_INFORMATION PROVIDED_
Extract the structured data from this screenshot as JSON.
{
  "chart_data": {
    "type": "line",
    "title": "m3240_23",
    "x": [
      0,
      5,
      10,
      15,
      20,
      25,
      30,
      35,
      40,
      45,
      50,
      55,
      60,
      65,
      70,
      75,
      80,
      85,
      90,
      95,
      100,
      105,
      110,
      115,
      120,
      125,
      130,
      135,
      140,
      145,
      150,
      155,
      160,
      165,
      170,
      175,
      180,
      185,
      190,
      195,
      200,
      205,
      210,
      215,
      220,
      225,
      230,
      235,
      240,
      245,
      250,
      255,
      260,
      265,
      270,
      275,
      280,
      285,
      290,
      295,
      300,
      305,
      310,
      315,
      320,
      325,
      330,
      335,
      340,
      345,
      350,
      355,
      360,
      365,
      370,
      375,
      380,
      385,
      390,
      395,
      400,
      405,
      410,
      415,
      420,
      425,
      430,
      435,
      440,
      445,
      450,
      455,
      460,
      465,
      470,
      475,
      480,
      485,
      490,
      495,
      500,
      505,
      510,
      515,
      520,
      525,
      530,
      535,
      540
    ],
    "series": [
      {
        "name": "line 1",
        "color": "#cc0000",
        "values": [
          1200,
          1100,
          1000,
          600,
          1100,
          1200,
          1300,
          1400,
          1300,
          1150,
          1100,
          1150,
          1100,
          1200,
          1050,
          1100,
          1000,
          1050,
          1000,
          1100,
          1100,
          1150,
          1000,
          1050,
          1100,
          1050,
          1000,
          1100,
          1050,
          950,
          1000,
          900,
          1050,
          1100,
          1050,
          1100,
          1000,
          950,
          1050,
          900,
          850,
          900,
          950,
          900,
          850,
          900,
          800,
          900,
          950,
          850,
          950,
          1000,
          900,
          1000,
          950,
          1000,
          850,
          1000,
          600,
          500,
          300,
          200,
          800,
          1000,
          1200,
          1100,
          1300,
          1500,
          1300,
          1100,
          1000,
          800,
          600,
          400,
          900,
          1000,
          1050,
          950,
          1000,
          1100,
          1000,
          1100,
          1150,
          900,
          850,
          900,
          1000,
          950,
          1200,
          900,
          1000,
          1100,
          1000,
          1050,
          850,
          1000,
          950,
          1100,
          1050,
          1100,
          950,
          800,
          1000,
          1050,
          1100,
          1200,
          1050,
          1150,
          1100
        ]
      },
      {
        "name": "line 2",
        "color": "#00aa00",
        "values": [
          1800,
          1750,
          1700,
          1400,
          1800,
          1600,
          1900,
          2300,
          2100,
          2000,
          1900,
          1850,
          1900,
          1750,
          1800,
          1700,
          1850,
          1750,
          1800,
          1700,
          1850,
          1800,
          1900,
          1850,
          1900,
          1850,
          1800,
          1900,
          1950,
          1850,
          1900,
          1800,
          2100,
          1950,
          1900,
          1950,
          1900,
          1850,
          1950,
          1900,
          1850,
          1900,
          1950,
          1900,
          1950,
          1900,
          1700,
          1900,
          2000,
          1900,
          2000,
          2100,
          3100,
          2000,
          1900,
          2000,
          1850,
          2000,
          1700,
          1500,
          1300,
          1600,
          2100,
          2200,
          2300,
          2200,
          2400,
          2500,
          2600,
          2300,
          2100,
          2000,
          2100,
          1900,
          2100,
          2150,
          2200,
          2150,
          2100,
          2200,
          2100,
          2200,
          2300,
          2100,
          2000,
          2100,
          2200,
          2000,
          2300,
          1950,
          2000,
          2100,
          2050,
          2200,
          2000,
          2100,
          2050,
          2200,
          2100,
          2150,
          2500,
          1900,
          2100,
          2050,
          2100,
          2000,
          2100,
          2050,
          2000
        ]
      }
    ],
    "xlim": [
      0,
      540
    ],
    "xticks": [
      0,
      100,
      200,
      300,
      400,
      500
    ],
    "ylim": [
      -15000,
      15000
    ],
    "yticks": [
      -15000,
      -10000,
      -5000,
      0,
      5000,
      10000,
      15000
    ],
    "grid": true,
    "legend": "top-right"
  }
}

_DIRECTIVE_
Print the records above in full, exactly.

_OUTPUT FOR THIS EXERCISE_
Extract the structured data from this screenshot as JSON.
{
  "chart_data": {
    "type": "line",
    "title": "m3240_23",
    "x": [
      0,
      5,
      10,
      15,
      20,
      25,
      30,
      35,
      40,
      45,
      50,
      55,
      60,
      65,
      70,
      75,
      80,
      85,
      90,
      95,
      100,
      105,
      110,
      115,
      120,
      125,
      130,
      135,
      140,
      145,
      150,
      155,
      160,
      165,
      170,
      175,
      180,
      185,
      190,
      195,
      200,
      205,
      210,
      215,
      220,
      225,
      230,
      235,
      240,
      245,
      250,
      255,
      260,
      265,
      270,
      275,
      280,
      285,
      290,
      295,
      300,
      305,
      310,
      315,
      320,
      325,
      330,
      335,
      340,
      345,
      350,
      355,
      360,
      365,
      370,
      375,
      380,
      385,
      390,
      395,
      400,
      405,
      410,
      415,
      420,
      425,
      430,
      435,
      440,
      445,
      450,
      455,
      460,
      465,
      470,
      475,
      480,
      485,
      490,
      495,
      500,
      505,
      510,
      515,
      520,
      525,
      530,
      535,
      540
    ],
    "series": [
      {
        "name": "line 1",
        "color": "#cc0000",
        "values": [
          1200,
          1100,
          1000,
          600,
          1100,
          1200,
          1300,
          1400,
          1300,
          1150,
          1100,
          1150,
          1100,
          1200,
          1050,
          1100,
          1000,
          1050,
          1000,
          1100,
          1100,
          1150,
          1000,
          1050,
          1100,
          1050,
          1000,
          1100,
          1050,
          950,
          1000,
          900,
          1050,
          1100,
          1050,
          1100,
          1000,
          950,
          1050,
          900,
          850,
          900,
          950,
          900,
          850,
          900,
          800,
          900,
          950,
          850,
          950,
          1000,
          900,
          1000,
          950,
          1000,
          850,
          1000,
          600,
          500,
          300,
          200,
          800,
          1000,
          1200,
          1100,
          1300,
          1500,
          1300,
          1100,
          1000,
          800,
          600,
          400,
          900,
          1000,
          1050,
          950,
          1000,
          1100,
          1000,
          1100,
          1150,
          900,
          850,
          900,
          1000,
          950,
          1200,
          900,
          1000,
          1100,
          1000,
          1050,
          850,
          1000,
          950,
          1100,
          1050,
          1100,
          950,
          800,
          1000,
          1050,
          1100,
          1200,
          1050,
          1150,
          1100
        ]
      },
      {
        "name": "line 2",
        "color": "#00aa00",
        "values": [
          1800,
          1750,
          1700,
          1400,
          1800,
          1600,
          1900,
          2300,
          2100,
          2000,
          1900,
          1850,
          1900,
          1750,
          1800,
          1700,
          1850,
          1750,
          1800,
          1700,
          1850,
          1800,
          1900,
          1850,
          1900,
          1850,
          1800,
          1900,
          1950,
          1850,
          1900,
          1800,
          2100,
          1950,
          1900,
          1950,
          1900,
          1850,
          1950,
          1900,
          1850,
          1900,
          1950,
          1900,
          1950,
          1900,
          1700,
          1900,
          2000,
          1900,
          2000,
          2100,
          3100,
          2000,
          1900,
          2000,
          1850,
          2000,
          1700,
          1500,
          1300,
          1600,
          2100,
          2200,
          2300,
          2200,
          2400,
          2500,
          2600,
          2300,
          2100,
          2000,
          2100,
          1900,
          2100,
          2150,
          2200,
          2150,
          2100,
          2200,
          2100,
          2200,
          2300,
          2100,
          2000,
          2100,
          2200,
          2000,
          2300,
          1950,
          2000,
          2100,
          2050,
          2200,
          2000,
          2100,
          2050,
          2200,
          2100,
          2150,
          2500,
          1900,
          2100,
          2050,
          2100,
          2000,
          2100,
          2050,
          2000
        ]
      }
    ],
    "xlim": [
      0,
      540
    ],
    "xticks": [
      0,
      100,
      200,
      300,
      400,
      500
    ],
    "ylim": [
      -15000,
      15000
    ],
    "yticks": [
      -15000,
      -10000,
      -5000,
      0,
      5000,
      10000,
      15000
    ],
    "grid": true,
    "legend": "top-right"
  }
}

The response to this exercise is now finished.